* BEGIN *
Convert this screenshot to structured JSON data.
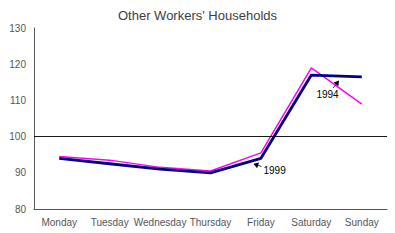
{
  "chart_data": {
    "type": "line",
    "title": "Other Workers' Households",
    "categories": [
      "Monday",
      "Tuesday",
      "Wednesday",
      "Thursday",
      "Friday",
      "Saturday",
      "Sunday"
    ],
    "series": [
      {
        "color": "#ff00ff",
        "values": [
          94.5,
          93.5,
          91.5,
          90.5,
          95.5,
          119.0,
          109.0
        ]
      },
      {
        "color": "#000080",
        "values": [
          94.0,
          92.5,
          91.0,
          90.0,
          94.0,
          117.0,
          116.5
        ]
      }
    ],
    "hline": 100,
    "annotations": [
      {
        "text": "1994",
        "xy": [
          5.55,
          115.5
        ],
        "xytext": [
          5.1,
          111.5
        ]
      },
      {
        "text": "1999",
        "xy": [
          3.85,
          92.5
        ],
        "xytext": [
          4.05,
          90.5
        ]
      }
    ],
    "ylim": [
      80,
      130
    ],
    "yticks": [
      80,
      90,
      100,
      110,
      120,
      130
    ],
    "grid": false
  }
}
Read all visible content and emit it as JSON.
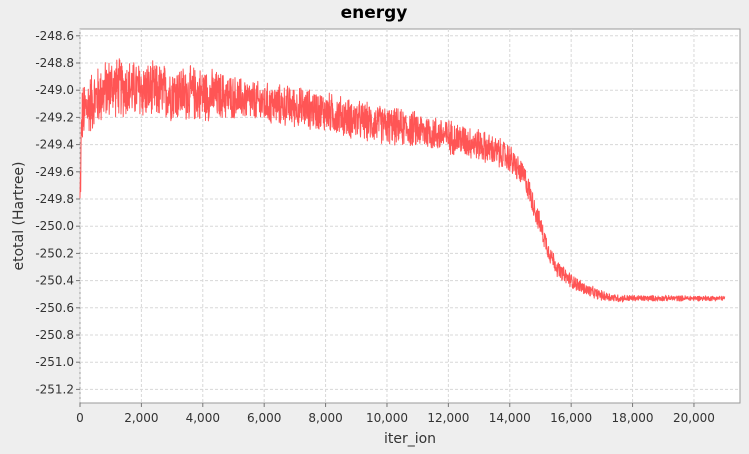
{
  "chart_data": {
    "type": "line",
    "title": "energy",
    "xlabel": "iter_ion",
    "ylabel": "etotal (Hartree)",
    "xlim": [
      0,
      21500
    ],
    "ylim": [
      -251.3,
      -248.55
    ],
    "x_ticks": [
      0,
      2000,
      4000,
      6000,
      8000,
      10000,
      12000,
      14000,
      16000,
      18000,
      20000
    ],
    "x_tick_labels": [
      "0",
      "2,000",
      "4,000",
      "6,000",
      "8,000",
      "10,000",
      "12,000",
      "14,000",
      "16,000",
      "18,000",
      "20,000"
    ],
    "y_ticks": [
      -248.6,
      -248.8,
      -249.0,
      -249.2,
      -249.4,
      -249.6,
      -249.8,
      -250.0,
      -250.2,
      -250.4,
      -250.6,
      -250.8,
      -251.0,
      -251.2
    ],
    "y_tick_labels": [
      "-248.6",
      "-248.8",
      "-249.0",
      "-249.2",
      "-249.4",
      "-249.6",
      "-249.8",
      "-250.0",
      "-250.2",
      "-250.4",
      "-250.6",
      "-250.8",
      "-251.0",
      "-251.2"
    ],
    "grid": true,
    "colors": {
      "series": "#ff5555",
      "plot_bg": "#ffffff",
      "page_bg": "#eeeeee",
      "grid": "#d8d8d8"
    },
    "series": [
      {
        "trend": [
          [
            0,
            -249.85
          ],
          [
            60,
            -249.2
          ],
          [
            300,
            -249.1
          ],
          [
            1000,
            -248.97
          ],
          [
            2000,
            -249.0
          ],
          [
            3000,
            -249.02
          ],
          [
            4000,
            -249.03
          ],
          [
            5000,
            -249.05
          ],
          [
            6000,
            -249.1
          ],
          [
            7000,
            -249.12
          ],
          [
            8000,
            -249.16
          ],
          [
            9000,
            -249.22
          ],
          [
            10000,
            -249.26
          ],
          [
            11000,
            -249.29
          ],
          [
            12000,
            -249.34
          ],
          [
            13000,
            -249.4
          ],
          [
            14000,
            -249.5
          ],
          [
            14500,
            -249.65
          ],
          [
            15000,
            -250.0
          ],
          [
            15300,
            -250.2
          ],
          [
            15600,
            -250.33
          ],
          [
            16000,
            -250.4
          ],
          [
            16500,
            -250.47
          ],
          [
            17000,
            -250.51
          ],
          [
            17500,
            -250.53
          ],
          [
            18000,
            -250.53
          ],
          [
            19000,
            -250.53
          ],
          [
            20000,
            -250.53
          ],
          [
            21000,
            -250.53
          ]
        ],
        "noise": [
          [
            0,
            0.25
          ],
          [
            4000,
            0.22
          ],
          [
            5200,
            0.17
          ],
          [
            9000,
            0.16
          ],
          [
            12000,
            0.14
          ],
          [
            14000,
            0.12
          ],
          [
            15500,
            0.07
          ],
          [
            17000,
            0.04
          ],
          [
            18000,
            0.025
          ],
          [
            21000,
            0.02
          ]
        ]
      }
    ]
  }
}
* END *
> **WHAT IS BEING ASKED**
Select every line in the records above that contains the word "title".

> **SOLVED PROBLEM**
    "title": "Other Workers' Households",
    "title": "energy",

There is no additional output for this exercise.